**PROBLEM:** Say how many lines include the word "name", using only a number.

Items from a figure collection
= = = = =
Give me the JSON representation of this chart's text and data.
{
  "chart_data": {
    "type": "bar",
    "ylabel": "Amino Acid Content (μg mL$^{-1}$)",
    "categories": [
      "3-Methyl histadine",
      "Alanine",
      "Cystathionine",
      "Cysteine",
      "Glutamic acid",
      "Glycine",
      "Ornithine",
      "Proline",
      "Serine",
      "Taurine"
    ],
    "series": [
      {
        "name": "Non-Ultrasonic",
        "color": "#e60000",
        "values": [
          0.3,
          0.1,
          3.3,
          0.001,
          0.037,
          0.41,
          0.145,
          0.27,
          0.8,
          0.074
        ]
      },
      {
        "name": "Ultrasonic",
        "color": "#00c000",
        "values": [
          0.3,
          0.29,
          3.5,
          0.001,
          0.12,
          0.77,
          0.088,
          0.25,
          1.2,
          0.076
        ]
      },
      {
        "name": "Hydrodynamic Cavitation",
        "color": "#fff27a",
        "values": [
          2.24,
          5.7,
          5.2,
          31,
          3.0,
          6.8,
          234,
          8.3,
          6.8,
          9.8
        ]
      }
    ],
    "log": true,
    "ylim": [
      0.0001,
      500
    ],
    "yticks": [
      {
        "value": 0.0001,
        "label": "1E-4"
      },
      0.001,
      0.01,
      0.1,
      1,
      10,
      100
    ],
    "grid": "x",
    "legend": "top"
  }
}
= = = = =
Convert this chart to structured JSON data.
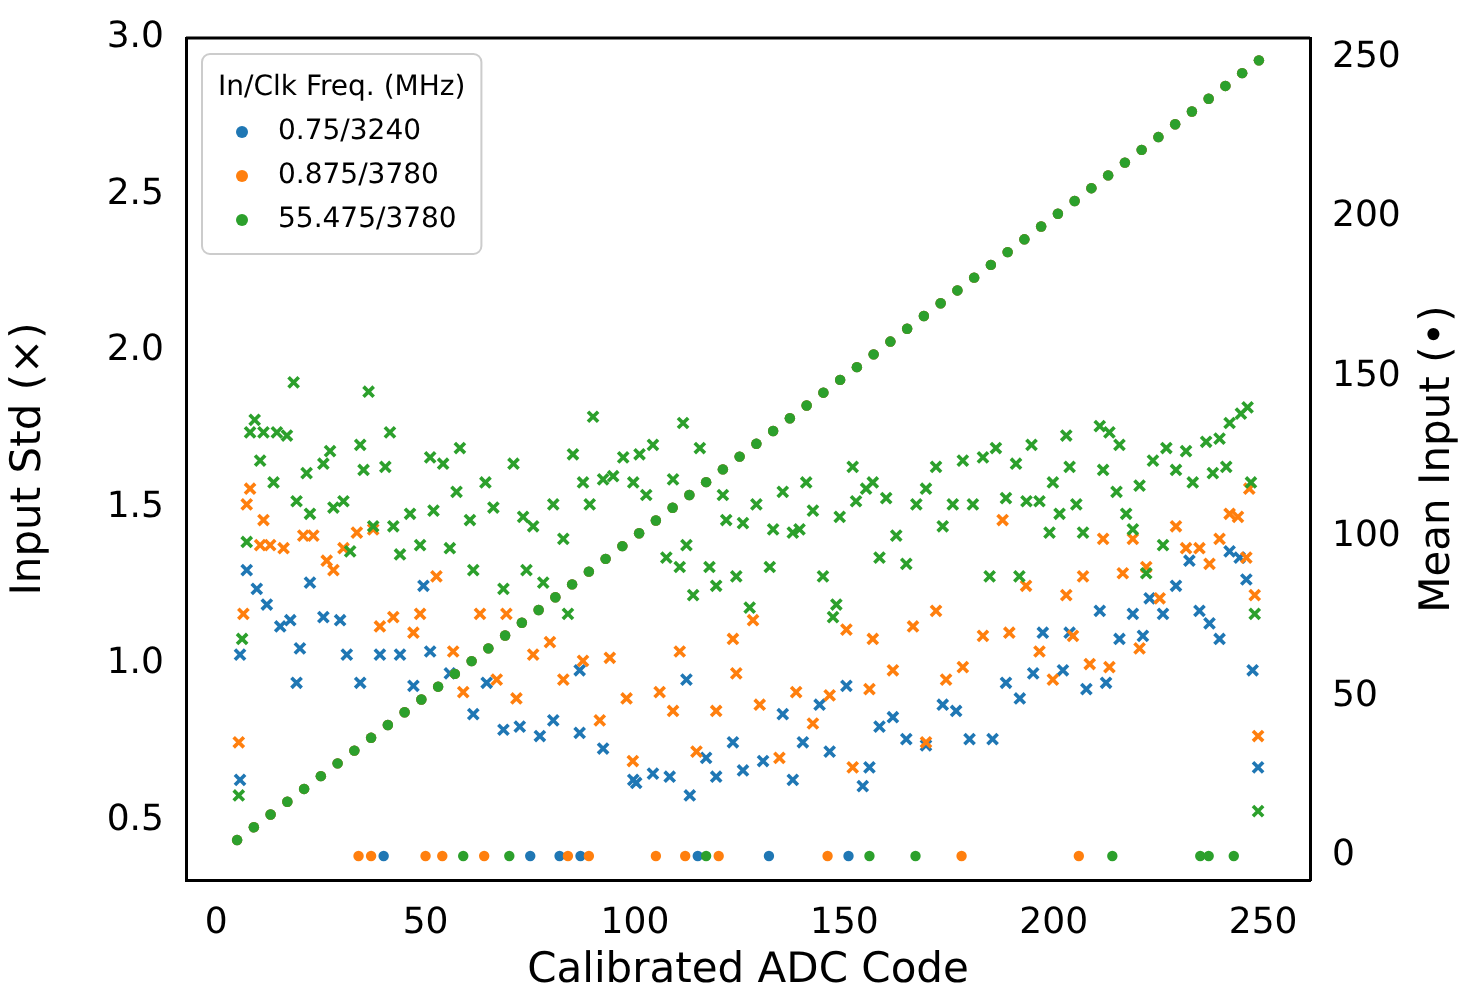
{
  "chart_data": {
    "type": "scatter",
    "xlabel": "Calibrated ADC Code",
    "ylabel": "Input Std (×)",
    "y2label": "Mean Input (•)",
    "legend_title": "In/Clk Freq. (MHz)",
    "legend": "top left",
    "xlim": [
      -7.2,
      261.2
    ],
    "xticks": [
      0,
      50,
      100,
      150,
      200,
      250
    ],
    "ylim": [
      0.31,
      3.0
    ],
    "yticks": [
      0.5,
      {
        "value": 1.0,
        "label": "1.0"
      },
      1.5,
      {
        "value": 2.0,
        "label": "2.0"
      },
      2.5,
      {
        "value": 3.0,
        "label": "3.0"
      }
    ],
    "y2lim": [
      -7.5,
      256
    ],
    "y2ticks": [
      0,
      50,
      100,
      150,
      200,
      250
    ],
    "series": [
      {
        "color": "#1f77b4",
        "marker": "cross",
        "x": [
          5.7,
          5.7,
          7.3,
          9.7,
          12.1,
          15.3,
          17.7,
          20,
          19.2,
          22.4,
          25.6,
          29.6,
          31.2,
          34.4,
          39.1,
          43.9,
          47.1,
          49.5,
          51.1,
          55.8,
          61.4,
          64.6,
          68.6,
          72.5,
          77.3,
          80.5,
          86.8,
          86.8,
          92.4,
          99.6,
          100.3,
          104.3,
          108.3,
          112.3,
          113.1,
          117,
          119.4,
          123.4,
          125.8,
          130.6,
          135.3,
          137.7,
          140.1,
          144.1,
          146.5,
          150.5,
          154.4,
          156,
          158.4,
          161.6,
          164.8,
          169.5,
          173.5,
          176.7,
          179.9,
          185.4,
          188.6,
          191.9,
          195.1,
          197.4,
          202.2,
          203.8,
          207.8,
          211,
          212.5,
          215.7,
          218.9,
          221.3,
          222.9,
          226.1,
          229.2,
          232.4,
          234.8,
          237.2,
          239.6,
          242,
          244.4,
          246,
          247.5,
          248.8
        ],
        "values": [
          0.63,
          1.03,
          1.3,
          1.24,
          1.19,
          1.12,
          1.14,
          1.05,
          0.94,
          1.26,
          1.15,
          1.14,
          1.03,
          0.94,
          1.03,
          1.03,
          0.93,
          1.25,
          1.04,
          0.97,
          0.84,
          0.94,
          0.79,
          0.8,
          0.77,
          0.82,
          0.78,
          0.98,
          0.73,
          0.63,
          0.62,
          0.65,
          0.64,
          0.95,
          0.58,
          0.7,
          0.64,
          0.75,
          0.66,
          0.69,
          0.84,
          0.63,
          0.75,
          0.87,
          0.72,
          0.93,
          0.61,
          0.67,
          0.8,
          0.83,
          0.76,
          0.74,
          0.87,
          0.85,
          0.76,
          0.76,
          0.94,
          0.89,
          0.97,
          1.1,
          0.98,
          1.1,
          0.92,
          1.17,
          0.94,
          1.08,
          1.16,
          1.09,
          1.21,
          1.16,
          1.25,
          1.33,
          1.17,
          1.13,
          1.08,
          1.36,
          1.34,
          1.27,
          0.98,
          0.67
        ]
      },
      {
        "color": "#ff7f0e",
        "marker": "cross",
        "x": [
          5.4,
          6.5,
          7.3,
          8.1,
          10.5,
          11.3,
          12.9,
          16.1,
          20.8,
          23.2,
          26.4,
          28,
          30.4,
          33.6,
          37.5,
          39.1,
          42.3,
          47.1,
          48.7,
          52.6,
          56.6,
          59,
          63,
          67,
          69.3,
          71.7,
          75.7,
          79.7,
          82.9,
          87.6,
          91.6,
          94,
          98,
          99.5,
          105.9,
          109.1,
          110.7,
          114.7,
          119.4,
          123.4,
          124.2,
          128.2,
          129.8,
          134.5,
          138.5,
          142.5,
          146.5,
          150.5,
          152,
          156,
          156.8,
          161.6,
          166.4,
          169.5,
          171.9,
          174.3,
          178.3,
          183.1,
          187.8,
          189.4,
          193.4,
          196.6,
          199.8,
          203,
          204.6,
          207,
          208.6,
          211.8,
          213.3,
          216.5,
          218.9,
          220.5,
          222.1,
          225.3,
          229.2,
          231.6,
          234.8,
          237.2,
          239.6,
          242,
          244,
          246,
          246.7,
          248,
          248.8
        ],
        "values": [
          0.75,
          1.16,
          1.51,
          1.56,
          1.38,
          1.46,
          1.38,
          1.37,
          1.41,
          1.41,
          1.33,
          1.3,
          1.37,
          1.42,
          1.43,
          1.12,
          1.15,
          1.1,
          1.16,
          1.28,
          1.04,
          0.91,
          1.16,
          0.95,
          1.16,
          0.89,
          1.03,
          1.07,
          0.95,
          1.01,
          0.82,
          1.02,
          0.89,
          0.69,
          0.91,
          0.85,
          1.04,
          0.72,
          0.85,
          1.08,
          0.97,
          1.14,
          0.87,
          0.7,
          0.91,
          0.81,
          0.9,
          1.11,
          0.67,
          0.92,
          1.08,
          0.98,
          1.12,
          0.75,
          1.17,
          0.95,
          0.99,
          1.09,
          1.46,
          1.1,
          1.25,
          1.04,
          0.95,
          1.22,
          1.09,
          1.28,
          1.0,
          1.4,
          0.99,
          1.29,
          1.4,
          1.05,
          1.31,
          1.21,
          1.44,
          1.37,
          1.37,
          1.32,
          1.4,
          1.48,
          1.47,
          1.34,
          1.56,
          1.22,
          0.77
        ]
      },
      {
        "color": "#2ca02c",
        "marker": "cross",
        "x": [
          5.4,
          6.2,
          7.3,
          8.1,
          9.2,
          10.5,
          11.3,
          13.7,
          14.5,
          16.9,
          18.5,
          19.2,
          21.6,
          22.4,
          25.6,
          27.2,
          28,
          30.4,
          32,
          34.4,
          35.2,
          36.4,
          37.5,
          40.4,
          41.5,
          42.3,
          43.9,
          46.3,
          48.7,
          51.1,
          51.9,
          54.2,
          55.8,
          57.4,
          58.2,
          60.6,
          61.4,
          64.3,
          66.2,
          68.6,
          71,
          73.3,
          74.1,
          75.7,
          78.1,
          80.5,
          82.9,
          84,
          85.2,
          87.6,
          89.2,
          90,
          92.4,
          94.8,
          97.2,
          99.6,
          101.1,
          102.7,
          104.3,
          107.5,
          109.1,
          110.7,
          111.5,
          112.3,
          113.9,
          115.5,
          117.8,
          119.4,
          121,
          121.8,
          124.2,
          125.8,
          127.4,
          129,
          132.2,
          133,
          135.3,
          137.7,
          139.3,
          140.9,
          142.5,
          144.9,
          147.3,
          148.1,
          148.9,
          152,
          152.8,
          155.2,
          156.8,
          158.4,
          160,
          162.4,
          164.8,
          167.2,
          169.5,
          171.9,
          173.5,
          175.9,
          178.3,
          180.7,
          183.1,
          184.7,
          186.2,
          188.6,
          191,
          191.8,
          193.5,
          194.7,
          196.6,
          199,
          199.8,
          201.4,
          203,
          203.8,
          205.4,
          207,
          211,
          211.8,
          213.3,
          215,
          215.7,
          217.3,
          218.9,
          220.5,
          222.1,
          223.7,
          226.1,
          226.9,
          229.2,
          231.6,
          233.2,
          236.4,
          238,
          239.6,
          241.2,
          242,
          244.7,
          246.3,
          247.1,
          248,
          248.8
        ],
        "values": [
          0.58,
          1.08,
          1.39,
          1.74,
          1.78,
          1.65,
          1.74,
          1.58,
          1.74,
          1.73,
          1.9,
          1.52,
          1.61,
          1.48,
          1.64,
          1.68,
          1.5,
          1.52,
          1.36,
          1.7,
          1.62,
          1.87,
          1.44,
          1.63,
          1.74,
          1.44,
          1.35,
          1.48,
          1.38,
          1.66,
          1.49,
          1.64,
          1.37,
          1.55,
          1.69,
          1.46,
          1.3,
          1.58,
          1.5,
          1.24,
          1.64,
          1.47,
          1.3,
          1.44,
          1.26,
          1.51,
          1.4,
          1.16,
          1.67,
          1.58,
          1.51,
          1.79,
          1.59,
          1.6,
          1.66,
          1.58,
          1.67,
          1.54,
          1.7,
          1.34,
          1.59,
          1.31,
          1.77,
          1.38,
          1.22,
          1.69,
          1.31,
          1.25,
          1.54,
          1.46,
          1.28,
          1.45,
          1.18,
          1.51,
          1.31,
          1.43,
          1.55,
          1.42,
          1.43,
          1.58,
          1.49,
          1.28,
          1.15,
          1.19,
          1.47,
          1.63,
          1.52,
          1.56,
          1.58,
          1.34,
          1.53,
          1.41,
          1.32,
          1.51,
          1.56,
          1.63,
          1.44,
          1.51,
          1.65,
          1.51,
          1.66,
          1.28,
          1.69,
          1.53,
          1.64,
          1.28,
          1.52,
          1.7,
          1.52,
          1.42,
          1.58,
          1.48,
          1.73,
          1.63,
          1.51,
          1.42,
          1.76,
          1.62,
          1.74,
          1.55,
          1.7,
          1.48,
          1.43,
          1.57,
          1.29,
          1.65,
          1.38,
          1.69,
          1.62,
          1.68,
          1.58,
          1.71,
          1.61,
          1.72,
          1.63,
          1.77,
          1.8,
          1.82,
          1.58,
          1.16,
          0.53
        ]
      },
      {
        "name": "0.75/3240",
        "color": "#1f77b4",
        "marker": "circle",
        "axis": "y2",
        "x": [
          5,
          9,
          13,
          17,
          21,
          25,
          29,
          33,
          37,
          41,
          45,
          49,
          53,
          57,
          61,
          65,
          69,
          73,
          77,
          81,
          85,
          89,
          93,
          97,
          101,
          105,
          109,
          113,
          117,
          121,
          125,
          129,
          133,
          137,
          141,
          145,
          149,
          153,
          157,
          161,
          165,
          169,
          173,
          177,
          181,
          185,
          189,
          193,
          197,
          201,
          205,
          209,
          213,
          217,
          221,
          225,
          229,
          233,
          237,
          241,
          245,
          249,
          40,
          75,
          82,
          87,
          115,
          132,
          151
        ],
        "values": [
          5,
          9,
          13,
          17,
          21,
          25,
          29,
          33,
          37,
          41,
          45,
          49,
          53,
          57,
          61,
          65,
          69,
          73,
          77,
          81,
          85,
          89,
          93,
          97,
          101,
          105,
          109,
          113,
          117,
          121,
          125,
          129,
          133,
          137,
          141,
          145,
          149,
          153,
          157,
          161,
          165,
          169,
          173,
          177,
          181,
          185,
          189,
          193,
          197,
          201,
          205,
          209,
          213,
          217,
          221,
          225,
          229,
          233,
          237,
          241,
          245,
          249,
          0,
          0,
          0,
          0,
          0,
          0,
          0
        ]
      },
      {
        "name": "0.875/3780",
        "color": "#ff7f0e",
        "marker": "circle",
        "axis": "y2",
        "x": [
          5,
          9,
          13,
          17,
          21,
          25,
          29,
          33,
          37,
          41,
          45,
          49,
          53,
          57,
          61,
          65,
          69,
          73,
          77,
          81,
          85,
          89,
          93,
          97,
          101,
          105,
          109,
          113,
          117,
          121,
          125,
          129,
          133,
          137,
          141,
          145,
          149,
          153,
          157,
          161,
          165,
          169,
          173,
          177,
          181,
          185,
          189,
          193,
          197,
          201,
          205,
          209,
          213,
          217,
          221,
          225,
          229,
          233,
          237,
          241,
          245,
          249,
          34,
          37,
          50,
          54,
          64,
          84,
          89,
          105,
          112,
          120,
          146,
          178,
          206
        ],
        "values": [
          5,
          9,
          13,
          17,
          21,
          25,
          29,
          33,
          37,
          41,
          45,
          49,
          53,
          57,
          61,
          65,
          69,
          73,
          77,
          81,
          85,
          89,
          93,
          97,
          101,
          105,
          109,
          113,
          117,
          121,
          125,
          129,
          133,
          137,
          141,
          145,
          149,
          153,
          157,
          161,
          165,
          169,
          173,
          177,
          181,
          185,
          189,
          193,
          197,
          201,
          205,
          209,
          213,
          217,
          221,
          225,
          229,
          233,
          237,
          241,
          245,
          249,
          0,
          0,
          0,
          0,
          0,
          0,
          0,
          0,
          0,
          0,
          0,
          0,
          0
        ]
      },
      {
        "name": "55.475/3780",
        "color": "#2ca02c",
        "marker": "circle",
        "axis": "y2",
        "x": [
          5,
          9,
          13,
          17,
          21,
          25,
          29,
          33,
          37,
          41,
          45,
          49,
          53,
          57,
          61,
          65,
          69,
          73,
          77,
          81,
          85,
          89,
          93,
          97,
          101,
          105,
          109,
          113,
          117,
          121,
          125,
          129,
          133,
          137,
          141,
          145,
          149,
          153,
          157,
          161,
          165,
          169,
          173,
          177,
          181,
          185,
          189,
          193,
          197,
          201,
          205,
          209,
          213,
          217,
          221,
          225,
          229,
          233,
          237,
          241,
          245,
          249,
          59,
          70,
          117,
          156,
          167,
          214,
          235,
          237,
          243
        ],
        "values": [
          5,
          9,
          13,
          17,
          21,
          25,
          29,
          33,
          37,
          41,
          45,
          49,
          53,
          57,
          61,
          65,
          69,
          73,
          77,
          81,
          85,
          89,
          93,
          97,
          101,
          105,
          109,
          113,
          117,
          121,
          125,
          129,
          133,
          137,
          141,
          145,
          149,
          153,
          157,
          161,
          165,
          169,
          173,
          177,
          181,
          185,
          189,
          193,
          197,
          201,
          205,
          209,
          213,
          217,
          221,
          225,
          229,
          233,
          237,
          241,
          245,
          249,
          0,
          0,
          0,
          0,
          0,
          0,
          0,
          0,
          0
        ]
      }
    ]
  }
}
= = = = =
**FINISHED TASK:** 6